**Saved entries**
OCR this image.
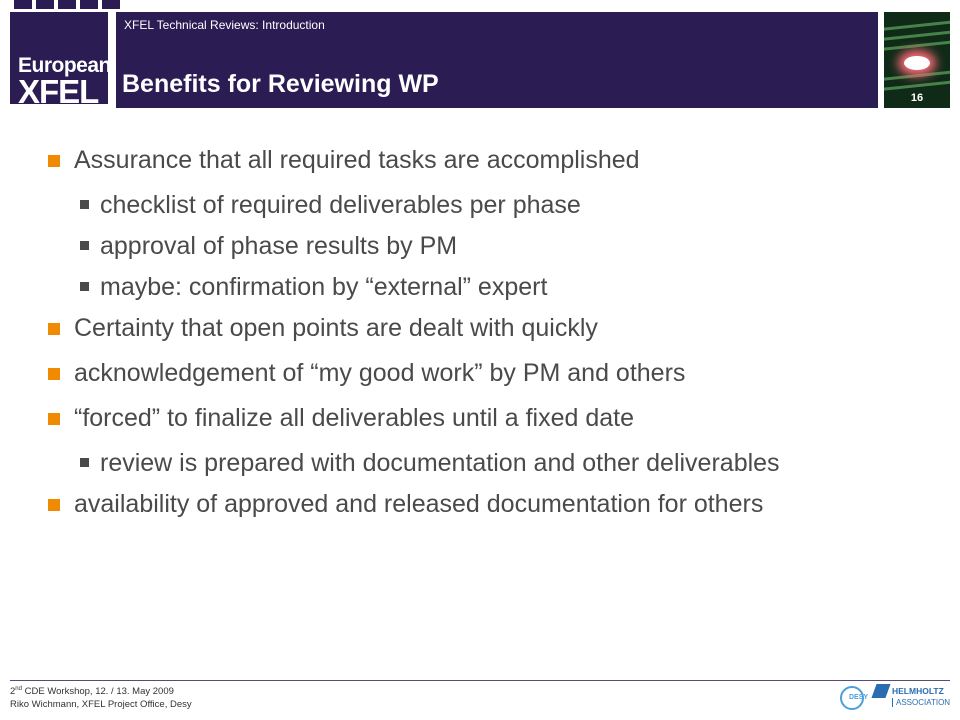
European
XFEL
XFEL Technical Reviews: Introduction
Benefits for Reviewing WP	16
Assurance that all required tasks are accomplished
checklist of required deliverables per phase
approval of phase results by PM
maybe: confirmation by “external” expert
Certainty that open points are dealt with quickly
acknowledgement of “my good work” by PM and others
“forced” to finalize all deliverables until a fixed date
review is prepared with documentation and other deliverables
availability of approved and released documentation for others
2nd CDE Workshop, 12. / 13. May 2009
Riko Wichmann, XFEL Project Office, Desy
DESY
HELMHOLTZ
ASSOCIATION
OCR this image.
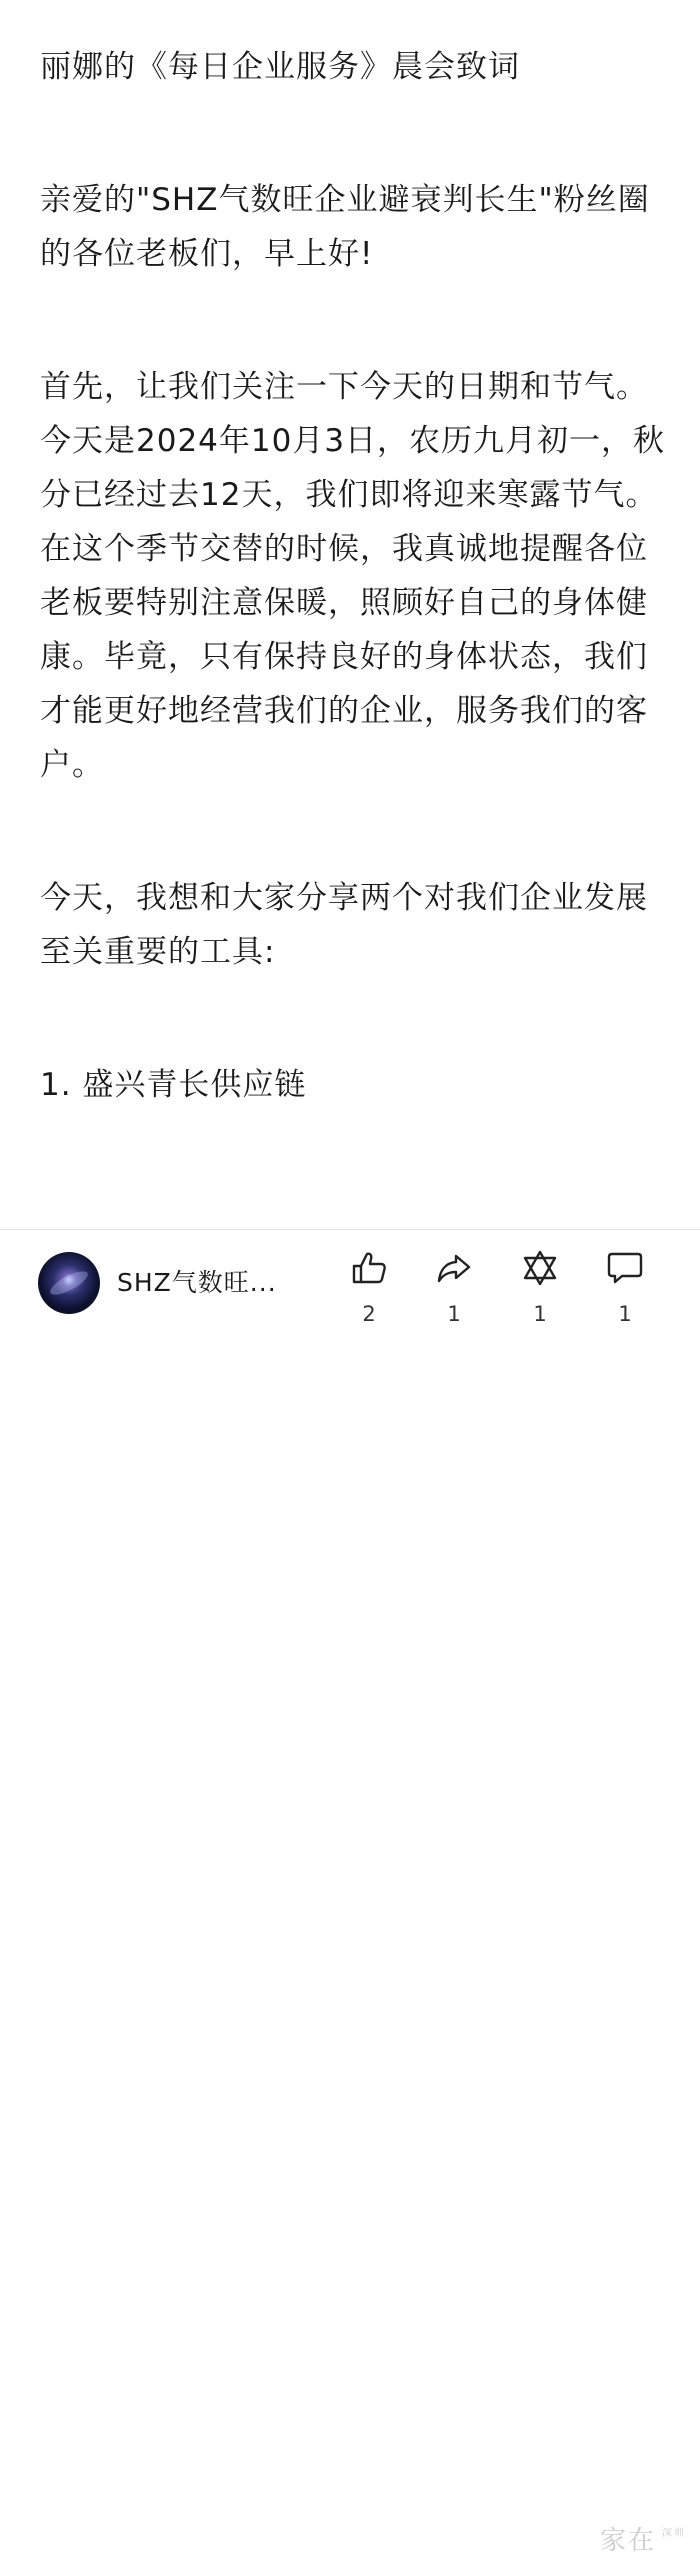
丽娜的《每日企业服务》晨会致词

亲爱的"SHZ气数旺企业避衰判长生"粉丝圈的各位老板们，早上好!

首先，让我们关注一下今天的日期和节气。今天是2024年10月3日，农历九月初一，秋分已经过去12天，我们即将迎来寒露节气。在这个季节交替的时候，我真诚地提醒各位老板要特别注意保暖，照顾好自己的身体健康。毕竟，只有保持良好的身体状态，我们才能更好地经营我们的企业，服务我们的客户。

今天，我想和大家分享两个对我们企业发展至关重要的工具:

1. 盛兴青长供应链

SHZ气数旺...
2	1	1	1
家在 深圳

**SET PROBLEM**
Without the pictures, extract every entry verbatim.

**CORRECT RESULT**
OCR this image.
European
XFEL
XFEL Technical Reviews: Introduction
Benefits for Reviewing WP	16
Assurance that all required tasks are accomplished
checklist of required deliverables per phase
approval of phase results by PM
maybe: confirmation by “external” expert
Certainty that open points are dealt with quickly
acknowledgement of “my good work” by PM and others
“forced” to finalize all deliverables until a fixed date
review is prepared with documentation and other deliverables
availability of approved and released documentation for others
2nd CDE Workshop, 12. / 13. May 2009
Riko Wichmann, XFEL Project Office, Desy
DESY
HELMHOLTZ
ASSOCIATION
OCR this image.
丽娜的《每日企业服务》晨会致词

亲爱的"SHZ气数旺企业避衰判长生"粉丝圈的各位老板们，早上好!

首先，让我们关注一下今天的日期和节气。今天是2024年10月3日，农历九月初一，秋分已经过去12天，我们即将迎来寒露节气。在这个季节交替的时候，我真诚地提醒各位老板要特别注意保暖，照顾好自己的身体健康。毕竟，只有保持良好的身体状态，我们才能更好地经营我们的企业，服务我们的客户。

今天，我想和大家分享两个对我们企业发展至关重要的工具:

1. 盛兴青长供应链

SHZ气数旺...
2	1	1	1
家在 深圳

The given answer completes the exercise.